▸ **Supplied data**
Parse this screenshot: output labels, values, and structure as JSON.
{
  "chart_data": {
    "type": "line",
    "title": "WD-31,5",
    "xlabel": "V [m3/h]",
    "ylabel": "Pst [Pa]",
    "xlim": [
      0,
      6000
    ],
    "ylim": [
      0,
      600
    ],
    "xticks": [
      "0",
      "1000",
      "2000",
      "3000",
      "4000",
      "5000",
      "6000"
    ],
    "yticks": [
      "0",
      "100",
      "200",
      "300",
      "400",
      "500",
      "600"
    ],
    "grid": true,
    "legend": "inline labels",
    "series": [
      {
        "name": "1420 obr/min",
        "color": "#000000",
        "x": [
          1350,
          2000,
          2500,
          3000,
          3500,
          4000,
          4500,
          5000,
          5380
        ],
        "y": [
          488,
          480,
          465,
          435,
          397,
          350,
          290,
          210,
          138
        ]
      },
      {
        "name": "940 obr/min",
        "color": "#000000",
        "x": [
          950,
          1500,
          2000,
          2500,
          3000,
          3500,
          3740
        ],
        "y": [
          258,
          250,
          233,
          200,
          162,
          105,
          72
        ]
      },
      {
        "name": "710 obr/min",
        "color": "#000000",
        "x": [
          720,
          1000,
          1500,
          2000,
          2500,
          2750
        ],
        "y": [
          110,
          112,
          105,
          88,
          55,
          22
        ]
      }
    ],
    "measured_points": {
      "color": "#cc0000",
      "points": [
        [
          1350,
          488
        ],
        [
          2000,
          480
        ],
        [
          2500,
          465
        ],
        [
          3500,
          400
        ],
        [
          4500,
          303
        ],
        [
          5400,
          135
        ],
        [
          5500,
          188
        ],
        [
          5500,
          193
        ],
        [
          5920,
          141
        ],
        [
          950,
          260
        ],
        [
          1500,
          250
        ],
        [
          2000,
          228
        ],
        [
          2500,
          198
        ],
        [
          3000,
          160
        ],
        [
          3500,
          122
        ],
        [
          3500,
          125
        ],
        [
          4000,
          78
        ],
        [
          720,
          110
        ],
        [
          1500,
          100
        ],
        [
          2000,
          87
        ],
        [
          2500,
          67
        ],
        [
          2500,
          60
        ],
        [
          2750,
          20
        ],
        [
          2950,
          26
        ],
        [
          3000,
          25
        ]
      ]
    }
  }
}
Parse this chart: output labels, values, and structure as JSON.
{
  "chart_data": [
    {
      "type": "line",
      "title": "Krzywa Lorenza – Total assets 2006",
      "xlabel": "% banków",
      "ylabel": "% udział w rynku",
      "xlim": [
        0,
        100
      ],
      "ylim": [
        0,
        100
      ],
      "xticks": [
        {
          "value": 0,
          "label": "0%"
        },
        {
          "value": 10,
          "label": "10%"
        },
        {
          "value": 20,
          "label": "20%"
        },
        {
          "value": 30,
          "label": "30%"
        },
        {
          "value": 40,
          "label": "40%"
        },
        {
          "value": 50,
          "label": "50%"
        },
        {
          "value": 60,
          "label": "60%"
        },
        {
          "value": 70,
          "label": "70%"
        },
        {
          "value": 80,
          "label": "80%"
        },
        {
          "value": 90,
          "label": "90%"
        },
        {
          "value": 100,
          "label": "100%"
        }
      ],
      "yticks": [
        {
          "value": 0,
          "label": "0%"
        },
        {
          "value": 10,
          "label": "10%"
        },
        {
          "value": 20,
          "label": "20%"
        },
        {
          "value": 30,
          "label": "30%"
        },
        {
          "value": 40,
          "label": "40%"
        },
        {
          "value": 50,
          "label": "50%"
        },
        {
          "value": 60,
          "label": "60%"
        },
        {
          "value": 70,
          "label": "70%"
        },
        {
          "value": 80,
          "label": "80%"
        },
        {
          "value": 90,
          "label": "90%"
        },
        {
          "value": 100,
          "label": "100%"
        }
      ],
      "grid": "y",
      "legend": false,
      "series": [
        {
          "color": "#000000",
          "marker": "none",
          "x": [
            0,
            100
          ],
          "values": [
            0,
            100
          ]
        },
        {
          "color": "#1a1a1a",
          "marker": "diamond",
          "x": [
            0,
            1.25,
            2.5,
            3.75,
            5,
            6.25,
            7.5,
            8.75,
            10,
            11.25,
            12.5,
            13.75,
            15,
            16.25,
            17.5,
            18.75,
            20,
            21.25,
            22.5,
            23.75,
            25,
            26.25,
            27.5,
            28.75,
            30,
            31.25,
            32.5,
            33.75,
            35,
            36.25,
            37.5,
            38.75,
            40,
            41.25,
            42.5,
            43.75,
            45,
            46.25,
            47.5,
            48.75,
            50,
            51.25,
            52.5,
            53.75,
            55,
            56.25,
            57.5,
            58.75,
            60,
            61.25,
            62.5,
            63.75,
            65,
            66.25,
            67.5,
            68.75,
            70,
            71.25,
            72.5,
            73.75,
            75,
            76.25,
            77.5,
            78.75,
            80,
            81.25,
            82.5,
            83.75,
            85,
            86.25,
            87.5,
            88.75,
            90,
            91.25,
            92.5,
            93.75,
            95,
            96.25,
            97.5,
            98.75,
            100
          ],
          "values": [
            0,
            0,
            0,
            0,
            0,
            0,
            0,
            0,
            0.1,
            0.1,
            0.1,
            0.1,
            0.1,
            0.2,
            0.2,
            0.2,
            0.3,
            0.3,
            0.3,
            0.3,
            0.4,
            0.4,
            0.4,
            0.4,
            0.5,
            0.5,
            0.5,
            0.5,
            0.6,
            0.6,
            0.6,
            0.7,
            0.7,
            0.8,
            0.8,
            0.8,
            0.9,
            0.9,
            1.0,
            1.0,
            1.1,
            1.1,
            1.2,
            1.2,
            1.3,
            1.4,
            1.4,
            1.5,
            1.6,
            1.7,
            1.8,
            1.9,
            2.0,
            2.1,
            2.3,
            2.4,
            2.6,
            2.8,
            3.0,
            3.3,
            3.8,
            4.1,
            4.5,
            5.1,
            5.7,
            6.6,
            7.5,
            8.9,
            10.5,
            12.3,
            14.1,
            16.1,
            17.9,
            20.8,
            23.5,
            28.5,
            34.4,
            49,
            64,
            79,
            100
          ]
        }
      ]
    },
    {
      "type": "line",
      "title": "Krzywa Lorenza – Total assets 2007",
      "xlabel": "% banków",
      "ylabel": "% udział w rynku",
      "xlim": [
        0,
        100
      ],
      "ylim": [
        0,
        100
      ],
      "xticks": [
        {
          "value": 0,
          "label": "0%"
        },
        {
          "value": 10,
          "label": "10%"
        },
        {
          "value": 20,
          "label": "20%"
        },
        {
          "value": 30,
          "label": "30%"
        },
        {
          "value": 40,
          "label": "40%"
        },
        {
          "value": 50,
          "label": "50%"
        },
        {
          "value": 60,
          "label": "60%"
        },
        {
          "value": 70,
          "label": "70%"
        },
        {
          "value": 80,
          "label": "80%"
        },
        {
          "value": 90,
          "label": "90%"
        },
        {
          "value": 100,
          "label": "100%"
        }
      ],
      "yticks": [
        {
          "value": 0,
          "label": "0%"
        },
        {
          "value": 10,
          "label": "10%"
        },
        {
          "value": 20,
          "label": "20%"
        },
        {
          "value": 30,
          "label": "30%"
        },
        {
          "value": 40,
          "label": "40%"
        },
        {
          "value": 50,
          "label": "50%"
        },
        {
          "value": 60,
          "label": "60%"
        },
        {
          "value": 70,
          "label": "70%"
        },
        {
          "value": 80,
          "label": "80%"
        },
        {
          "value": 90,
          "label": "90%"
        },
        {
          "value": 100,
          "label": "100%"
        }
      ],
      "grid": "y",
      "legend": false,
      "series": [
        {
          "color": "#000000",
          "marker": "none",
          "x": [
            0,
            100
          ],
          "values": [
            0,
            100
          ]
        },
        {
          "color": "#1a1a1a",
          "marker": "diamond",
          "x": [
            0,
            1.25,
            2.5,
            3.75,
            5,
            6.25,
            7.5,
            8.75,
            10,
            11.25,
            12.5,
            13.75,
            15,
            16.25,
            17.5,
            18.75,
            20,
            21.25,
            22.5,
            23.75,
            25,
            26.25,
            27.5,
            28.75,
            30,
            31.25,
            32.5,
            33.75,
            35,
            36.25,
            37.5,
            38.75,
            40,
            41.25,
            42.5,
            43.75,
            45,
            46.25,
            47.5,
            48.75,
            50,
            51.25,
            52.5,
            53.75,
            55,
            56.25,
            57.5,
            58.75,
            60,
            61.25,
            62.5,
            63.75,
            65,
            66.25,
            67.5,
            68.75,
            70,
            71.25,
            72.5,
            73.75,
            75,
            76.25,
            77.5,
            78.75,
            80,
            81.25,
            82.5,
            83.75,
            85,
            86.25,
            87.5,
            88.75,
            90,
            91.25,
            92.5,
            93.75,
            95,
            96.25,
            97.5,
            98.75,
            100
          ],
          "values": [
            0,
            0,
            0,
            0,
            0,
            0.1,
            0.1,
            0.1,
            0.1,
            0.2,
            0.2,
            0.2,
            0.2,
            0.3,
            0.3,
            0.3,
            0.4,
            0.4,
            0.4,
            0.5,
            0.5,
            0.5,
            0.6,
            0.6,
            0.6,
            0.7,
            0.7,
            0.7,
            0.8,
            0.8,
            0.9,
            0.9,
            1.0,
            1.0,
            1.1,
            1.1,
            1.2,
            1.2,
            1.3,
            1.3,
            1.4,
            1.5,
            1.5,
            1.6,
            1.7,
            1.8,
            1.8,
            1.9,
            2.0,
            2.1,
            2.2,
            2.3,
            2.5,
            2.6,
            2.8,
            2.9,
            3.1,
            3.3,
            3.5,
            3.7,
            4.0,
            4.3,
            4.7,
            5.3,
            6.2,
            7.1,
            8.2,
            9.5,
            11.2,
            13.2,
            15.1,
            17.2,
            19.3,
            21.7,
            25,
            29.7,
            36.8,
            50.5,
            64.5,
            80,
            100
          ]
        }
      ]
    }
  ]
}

▸ **Task requirements**
Write out every line of the entries that holds the word "Lorenza".

▸ **Full answer**
      "title": "Krzywa Lorenza – Total assets 2006",
      "title": "Krzywa Lorenza – Total assets 2007",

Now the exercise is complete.